# [What to work on]
Write the next part of the text on the roots of modern Pentecostalism, picking up after its last sentence.

For centuries the Bible has been held as the inerrant, inspired, infallible and sufficient objective truth of God. In the early 1800’s a new view entered the realm of Christianity: new and personal revelation from God. In reality, just as the Scriptures tell us there is nothing new under the sun, the Modern Pentecostal is nothing new. During the time of the Reformation you had the Radical Reformers, Enthusiasts as they were called, who sought the voice of God outside of the Written Word of God. Even these groups were not new but followed the continued prophecy outside of the Bible which the Montanists had argued for. Much of what Modern Pentecostals teach is not new either, but they have been declared at best heterodox and at worst heresy.


As I’ve worked on my thesis for the Int’l Academy of Apologetics, Evangelism and Human Rights, I came to see much more of what Irving and others of his generation taught and promoted. Sadly, much of what they teach still is not to be found in the Written Word. Modern Evangelicalism has taken Pentecostalism and charismatic teachings into their arms, welcoming them, when they should be eschewing their teachings. I encourage those in conservative, creedal and confessional churches to reject their way of worship, gospel proclamation and reading of the scriptures while they embrace them in love desiring to show them the Biblical way.


Around the 18030’s, the forerunners of the modern Pentecostals with their visions and dreams stating that God still spoke outside of His written Word began to promote a “new work” and “new revelation”. They taught one could hear personally from God, apart from the Written Word. They encouraged Christians to seek the gifts of prophecy, visions & dreams, and to spread this neo-Montanism far and wide. They moved from the objective truth of God’s Written Word into the realm of subjective experience as their creed.

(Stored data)
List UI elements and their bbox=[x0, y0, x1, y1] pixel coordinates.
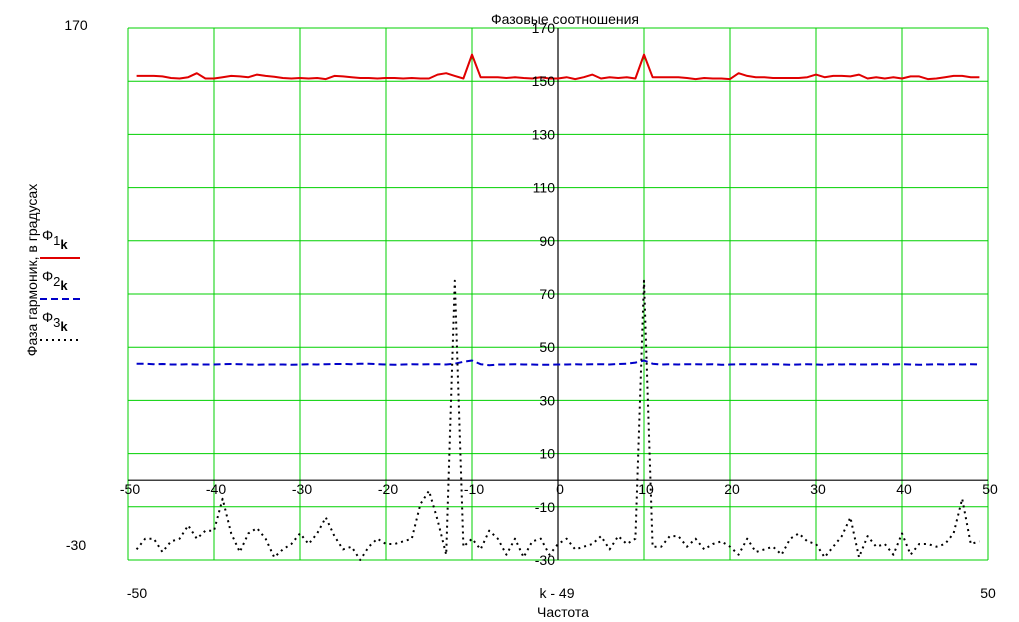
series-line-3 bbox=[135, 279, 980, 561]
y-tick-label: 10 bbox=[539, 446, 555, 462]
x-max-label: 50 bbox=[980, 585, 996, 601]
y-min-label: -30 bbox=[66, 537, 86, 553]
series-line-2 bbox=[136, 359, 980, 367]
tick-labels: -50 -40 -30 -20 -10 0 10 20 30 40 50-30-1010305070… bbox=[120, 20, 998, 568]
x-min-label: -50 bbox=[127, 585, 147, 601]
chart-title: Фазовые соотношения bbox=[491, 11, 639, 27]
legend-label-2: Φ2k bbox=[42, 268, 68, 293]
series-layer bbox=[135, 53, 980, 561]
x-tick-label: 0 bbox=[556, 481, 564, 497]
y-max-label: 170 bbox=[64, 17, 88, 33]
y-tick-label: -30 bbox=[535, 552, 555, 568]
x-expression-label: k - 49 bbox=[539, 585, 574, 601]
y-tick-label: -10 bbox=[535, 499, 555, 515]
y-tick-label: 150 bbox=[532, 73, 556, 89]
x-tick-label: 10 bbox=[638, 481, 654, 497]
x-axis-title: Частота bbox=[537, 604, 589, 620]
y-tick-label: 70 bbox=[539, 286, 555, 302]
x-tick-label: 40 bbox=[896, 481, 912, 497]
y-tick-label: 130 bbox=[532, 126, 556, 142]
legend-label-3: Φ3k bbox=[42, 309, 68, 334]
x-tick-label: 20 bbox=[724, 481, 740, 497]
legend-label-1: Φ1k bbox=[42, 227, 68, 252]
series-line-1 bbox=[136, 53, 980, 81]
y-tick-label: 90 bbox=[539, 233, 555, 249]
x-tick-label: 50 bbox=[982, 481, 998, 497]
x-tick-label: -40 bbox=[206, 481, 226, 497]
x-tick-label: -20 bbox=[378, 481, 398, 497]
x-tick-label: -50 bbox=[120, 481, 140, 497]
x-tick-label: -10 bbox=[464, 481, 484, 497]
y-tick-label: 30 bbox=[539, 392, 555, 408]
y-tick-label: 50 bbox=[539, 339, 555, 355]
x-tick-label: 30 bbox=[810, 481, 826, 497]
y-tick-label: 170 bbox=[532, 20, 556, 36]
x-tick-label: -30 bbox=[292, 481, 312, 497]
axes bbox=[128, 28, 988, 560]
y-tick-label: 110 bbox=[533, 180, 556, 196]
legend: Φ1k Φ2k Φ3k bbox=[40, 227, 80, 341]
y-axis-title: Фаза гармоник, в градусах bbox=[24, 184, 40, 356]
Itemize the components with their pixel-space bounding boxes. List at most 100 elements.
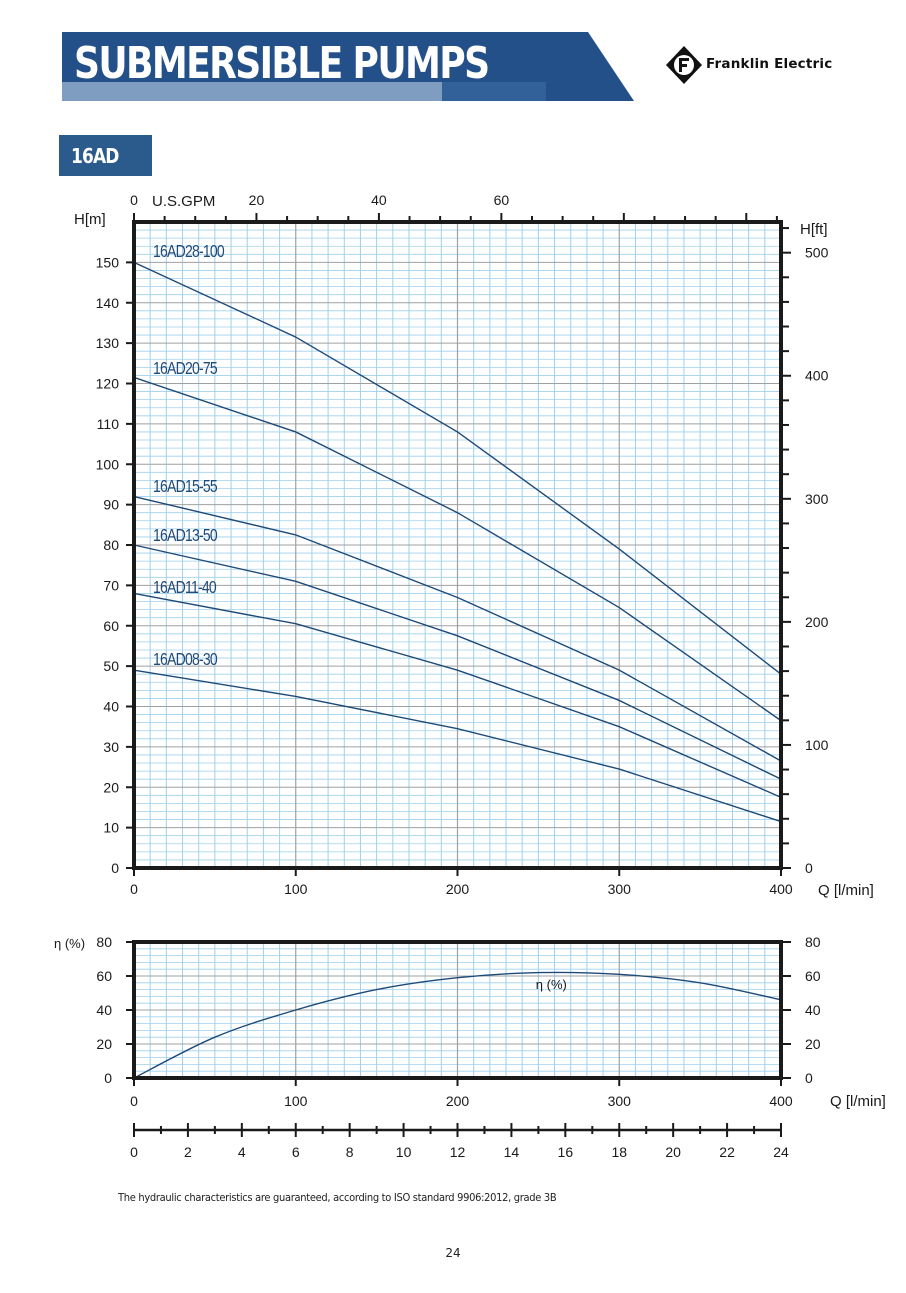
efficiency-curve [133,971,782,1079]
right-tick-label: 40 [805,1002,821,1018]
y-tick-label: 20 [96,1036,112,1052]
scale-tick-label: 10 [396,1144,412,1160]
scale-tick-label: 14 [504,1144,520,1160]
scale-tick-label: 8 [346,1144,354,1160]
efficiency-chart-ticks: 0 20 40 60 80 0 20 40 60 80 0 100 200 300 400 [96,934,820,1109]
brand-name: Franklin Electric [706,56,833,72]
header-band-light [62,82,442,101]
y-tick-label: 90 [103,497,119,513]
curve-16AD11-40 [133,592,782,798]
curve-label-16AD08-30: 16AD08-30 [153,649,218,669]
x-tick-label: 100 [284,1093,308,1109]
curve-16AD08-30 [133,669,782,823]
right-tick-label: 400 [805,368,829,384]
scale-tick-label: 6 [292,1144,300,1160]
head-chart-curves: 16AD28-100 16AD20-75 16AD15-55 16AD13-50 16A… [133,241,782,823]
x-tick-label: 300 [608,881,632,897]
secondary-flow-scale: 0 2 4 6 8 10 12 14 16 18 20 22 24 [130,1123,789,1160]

# [Answer to this exercise]
Over the following decades this subjective revelation became the norm and according to the early Pentecostals, was to be expected. After all, they proposed, Jesus cannot return unless the charismatic gifts are restored. People throughout Europe and North America began to seek out God’s Voice to them personally separate from the Written Scriptures. They were only doing what they were taught and because this movement had rejected Creeds and Christian history, it was easy to hear a subjective voice that may or may not agree with Holy Writ. Thus began the downward spiral to two types of God’s Word, the written one and the one spoken to you personally or to your group and church.



The modern Pentecostal has been taught to base what they believe upon their feelings and emotions. Does it bring them joy? Do they feel a flutter in their breast or goosebumps on their arms? What does their experience tell them about God? Early Pentecostals instilled an “Experience is my Creed” subjective view rather than a “This is what the Bible objectively tells us is true”. The test for truth for the modern Pentecostal is within them rather than the evidence given in the Scripture itself. Truth becomes subjective because in the mind and heart of a modern Pentecostal God is still speaking outside of the written Word. It is easy for an insincere person to share great experiences of God and promote those even if they are counter to what God’s written Word says. Doubt is not allowed to be cast at one who claims such great subjective excitements because that is their reality. Emotions, feelings and their own interpretations are the sandy foundation upon which the modern Pentecostals build their faith.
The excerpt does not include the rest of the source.